> [Do this]:
Restate each of the lines given below, word for word.

> [Extracted entries]:
——————————

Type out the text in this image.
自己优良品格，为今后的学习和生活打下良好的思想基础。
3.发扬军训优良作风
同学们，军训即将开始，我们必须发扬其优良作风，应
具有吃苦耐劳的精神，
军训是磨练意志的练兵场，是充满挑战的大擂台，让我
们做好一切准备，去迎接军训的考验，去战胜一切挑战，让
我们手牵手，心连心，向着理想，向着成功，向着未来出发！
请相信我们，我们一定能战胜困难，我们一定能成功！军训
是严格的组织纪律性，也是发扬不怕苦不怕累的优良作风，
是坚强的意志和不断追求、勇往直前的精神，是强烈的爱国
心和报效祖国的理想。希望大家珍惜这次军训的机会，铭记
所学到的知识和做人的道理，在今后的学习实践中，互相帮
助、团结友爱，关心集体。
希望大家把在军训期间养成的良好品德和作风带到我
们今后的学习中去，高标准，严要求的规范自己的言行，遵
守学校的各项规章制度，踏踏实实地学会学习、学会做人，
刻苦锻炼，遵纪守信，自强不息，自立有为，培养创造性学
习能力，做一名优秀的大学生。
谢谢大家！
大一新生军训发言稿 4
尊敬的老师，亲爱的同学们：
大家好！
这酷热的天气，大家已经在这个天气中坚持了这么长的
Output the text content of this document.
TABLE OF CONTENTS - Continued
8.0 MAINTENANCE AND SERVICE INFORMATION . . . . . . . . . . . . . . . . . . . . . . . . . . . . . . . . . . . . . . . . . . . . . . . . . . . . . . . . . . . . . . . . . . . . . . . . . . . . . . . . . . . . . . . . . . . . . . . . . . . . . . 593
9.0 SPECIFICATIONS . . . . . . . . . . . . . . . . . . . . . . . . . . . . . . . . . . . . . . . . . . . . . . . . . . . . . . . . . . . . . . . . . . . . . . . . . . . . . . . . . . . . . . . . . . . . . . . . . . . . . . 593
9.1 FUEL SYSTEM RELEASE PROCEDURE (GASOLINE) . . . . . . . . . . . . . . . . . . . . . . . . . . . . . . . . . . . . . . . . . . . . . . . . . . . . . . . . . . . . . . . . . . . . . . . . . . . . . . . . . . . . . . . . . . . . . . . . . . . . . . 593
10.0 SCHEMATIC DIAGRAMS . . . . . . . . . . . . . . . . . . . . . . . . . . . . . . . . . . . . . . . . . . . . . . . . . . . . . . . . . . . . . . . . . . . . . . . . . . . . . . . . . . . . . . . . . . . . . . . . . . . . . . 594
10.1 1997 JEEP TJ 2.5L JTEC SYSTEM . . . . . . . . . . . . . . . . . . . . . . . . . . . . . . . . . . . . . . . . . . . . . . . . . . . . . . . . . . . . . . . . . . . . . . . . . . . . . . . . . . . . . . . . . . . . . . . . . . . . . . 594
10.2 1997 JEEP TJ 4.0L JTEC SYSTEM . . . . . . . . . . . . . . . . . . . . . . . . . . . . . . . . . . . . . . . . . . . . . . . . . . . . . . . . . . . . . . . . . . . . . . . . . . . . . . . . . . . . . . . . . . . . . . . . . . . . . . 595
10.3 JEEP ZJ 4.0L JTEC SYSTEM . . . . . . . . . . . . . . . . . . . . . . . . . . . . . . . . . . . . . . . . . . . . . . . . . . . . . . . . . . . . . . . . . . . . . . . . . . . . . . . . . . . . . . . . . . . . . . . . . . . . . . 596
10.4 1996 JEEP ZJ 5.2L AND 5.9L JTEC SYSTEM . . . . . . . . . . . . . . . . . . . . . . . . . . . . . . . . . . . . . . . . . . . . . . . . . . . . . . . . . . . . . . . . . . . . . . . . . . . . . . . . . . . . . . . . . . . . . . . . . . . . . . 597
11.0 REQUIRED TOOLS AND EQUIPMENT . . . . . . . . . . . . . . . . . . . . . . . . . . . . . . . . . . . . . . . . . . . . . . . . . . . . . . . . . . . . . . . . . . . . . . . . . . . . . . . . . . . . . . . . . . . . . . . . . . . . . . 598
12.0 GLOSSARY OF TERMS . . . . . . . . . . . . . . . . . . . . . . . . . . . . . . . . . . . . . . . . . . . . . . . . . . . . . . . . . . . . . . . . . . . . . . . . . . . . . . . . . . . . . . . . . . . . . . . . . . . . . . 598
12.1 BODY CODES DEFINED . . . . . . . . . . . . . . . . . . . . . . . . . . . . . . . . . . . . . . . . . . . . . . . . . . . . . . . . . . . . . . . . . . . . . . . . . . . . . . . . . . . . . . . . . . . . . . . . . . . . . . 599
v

——————————

> [Response to this task]:
Type out the text in this image.
自己优良品格，为今后的学习和生活打下良好的思想基础。
3.发扬军训优良作风
同学们，军训即将开始，我们必须发扬其优良作风，应
具有吃苦耐劳的精神，
军训是磨练意志的练兵场，是充满挑战的大擂台，让我
们做好一切准备，去迎接军训的考验，去战胜一切挑战，让
我们手牵手，心连心，向着理想，向着成功，向着未来出发！
请相信我们，我们一定能战胜困难，我们一定能成功！军训
是严格的组织纪律性，也是发扬不怕苦不怕累的优良作风，
是坚强的意志和不断追求、勇往直前的精神，是强烈的爱国
心和报效祖国的理想。希望大家珍惜这次军训的机会，铭记
所学到的知识和做人的道理，在今后的学习实践中，互相帮
助、团结友爱，关心集体。
希望大家把在军训期间养成的良好品德和作风带到我
们今后的学习中去，高标准，严要求的规范自己的言行，遵
守学校的各项规章制度，踏踏实实地学会学习、学会做人，
刻苦锻炼，遵纪守信，自强不息，自立有为，培养创造性学
习能力，做一名优秀的大学生。
谢谢大家！
大一新生军训发言稿 4
尊敬的老师，亲爱的同学们：
大家好！
这酷热的天气，大家已经在这个天气中坚持了这么长的
Output the text content of this document.
TABLE OF CONTENTS - Continued
8.0 MAINTENANCE AND SERVICE INFORMATION . . . . . . . . . . . . . . . . . . . . . . . . . . . . . . . . . . . . . . . . . . . . . . . . . . . . . . . . . . . . . . . . . . . . . . . . . . . . . . . . . . . . . . . . . . . . . . . . . . . . . . 593
9.0 SPECIFICATIONS . . . . . . . . . . . . . . . . . . . . . . . . . . . . . . . . . . . . . . . . . . . . . . . . . . . . . . . . . . . . . . . . . . . . . . . . . . . . . . . . . . . . . . . . . . . . . . . . . . . . . . 593
9.1 FUEL SYSTEM RELEASE PROCEDURE (GASOLINE) . . . . . . . . . . . . . . . . . . . . . . . . . . . . . . . . . . . . . . . . . . . . . . . . . . . . . . . . . . . . . . . . . . . . . . . . . . . . . . . . . . . . . . . . . . . . . . . . . . . . . . 593
10.0 SCHEMATIC DIAGRAMS . . . . . . . . . . . . . . . . . . . . . . . . . . . . . . . . . . . . . . . . . . . . . . . . . . . . . . . . . . . . . . . . . . . . . . . . . . . . . . . . . . . . . . . . . . . . . . . . . . . . . . 594
10.1 1997 JEEP TJ 2.5L JTEC SYSTEM . . . . . . . . . . . . . . . . . . . . . . . . . . . . . . . . . . . . . . . . . . . . . . . . . . . . . . . . . . . . . . . . . . . . . . . . . . . . . . . . . . . . . . . . . . . . . . . . . . . . . . 594
10.2 1997 JEEP TJ 4.0L JTEC SYSTEM . . . . . . . . . . . . . . . . . . . . . . . . . . . . . . . . . . . . . . . . . . . . . . . . . . . . . . . . . . . . . . . . . . . . . . . . . . . . . . . . . . . . . . . . . . . . . . . . . . . . . . 595
10.3 JEEP ZJ 4.0L JTEC SYSTEM . . . . . . . . . . . . . . . . . . . . . . . . . . . . . . . . . . . . . . . . . . . . . . . . . . . . . . . . . . . . . . . . . . . . . . . . . . . . . . . . . . . . . . . . . . . . . . . . . . . . . . 596
10.4 1996 JEEP ZJ 5.2L AND 5.9L JTEC SYSTEM . . . . . . . . . . . . . . . . . . . . . . . . . . . . . . . . . . . . . . . . . . . . . . . . . . . . . . . . . . . . . . . . . . . . . . . . . . . . . . . . . . . . . . . . . . . . . . . . . . . . . . 597
11.0 REQUIRED TOOLS AND EQUIPMENT . . . . . . . . . . . . . . . . . . . . . . . . . . . . . . . . . . . . . . . . . . . . . . . . . . . . . . . . . . . . . . . . . . . . . . . . . . . . . . . . . . . . . . . . . . . . . . . . . . . . . . 598
12.0 GLOSSARY OF TERMS . . . . . . . . . . . . . . . . . . . . . . . . . . . . . . . . . . . . . . . . . . . . . . . . . . . . . . . . . . . . . . . . . . . . . . . . . . . . . . . . . . . . . . . . . . . . . . . . . . . . . . 598
12.1 BODY CODES DEFINED . . . . . . . . . . . . . . . . . . . . . . . . . . . . . . . . . . . . . . . . . . . . . . . . . . . . . . . . . . . . . . . . . . . . . . . . . . . . . . . . . . . . . . . . . . . . . . . . . . . . . . 599
v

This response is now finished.